⟨
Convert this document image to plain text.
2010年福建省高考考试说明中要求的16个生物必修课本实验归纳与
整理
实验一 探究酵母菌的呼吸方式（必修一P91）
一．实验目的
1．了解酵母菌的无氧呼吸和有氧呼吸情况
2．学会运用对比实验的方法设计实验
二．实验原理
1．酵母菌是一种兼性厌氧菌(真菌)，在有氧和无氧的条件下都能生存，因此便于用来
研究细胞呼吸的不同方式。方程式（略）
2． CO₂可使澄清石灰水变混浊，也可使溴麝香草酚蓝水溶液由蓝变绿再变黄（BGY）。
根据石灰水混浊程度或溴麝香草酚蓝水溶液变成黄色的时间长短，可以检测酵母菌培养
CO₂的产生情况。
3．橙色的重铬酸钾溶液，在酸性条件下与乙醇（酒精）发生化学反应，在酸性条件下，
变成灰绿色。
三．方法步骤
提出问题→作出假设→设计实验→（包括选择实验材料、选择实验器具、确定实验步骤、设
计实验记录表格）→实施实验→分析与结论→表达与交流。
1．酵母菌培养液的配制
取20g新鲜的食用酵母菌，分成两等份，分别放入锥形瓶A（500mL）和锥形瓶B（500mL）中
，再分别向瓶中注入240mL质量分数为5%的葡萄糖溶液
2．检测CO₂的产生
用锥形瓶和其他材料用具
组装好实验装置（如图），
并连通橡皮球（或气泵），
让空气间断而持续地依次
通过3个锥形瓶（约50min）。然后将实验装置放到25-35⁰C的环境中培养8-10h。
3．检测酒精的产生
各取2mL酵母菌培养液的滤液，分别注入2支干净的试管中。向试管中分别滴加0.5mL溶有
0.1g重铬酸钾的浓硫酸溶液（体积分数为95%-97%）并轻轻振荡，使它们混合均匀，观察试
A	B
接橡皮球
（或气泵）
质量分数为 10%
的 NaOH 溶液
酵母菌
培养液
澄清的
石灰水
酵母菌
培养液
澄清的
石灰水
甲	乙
⟩
The request => Write the listing out again, exactly as shown above.

Output =>
Convert this document image to plain text.
2010年福建省高考考试说明中要求的16个生物必修课本实验归纳与
整理
实验一 探究酵母菌的呼吸方式（必修一P91）
一．实验目的
1．了解酵母菌的无氧呼吸和有氧呼吸情况
2．学会运用对比实验的方法设计实验
二．实验原理
1．酵母菌是一种兼性厌氧菌(真菌)，在有氧和无氧的条件下都能生存，因此便于用来
研究细胞呼吸的不同方式。方程式（略）
2． CO₂可使澄清石灰水变混浊，也可使溴麝香草酚蓝水溶液由蓝变绿再变黄（BGY）。
根据石灰水混浊程度或溴麝香草酚蓝水溶液变成黄色的时间长短，可以检测酵母菌培养
CO₂的产生情况。
3．橙色的重铬酸钾溶液，在酸性条件下与乙醇（酒精）发生化学反应，在酸性条件下，
变成灰绿色。
三．方法步骤
提出问题→作出假设→设计实验→（包括选择实验材料、选择实验器具、确定实验步骤、设
计实验记录表格）→实施实验→分析与结论→表达与交流。
1．酵母菌培养液的配制
取20g新鲜的食用酵母菌，分成两等份，分别放入锥形瓶A（500mL）和锥形瓶B（500mL）中
，再分别向瓶中注入240mL质量分数为5%的葡萄糖溶液
2．检测CO₂的产生
用锥形瓶和其他材料用具
组装好实验装置（如图），
并连通橡皮球（或气泵），
让空气间断而持续地依次
通过3个锥形瓶（约50min）。然后将实验装置放到25-35⁰C的环境中培养8-10h。
3．检测酒精的产生
各取2mL酵母菌培养液的滤液，分别注入2支干净的试管中。向试管中分别滴加0.5mL溶有
0.1g重铬酸钾的浓硫酸溶液（体积分数为95%-97%）并轻轻振荡，使它们混合均匀，观察试
A	B
接橡皮球
（或气泵）
质量分数为 10%
的 NaOH 溶液
酵母菌
培养液
澄清的
石灰水
酵母菌
培养液
澄清的
石灰水
甲	乙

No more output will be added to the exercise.